| The exercise |
Search the data for the string "marker" and gather each line it is in.

════

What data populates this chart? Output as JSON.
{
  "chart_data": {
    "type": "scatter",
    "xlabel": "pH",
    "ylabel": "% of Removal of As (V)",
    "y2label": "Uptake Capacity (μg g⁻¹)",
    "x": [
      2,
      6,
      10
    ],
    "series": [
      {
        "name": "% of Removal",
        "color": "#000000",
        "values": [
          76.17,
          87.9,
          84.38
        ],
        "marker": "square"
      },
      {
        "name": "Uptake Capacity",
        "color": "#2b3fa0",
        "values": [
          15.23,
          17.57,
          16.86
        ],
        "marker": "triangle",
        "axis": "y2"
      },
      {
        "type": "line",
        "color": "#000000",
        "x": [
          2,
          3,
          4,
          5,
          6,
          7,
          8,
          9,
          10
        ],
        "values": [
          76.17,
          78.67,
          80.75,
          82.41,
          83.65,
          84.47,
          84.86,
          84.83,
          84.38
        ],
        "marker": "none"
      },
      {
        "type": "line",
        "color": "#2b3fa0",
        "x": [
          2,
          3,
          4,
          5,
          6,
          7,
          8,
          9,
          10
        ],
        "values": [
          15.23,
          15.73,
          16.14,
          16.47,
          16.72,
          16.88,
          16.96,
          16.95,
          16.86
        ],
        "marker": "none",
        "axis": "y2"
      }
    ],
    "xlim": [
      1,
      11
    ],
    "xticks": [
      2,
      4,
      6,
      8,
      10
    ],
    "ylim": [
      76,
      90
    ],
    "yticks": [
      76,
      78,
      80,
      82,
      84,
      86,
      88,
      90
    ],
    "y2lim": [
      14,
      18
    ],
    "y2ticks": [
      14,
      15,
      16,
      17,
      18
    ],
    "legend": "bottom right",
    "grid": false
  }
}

════

| Correct response |
        "marker": "square"
        "marker": "triangle",
        "marker": "none"
        "marker": "none",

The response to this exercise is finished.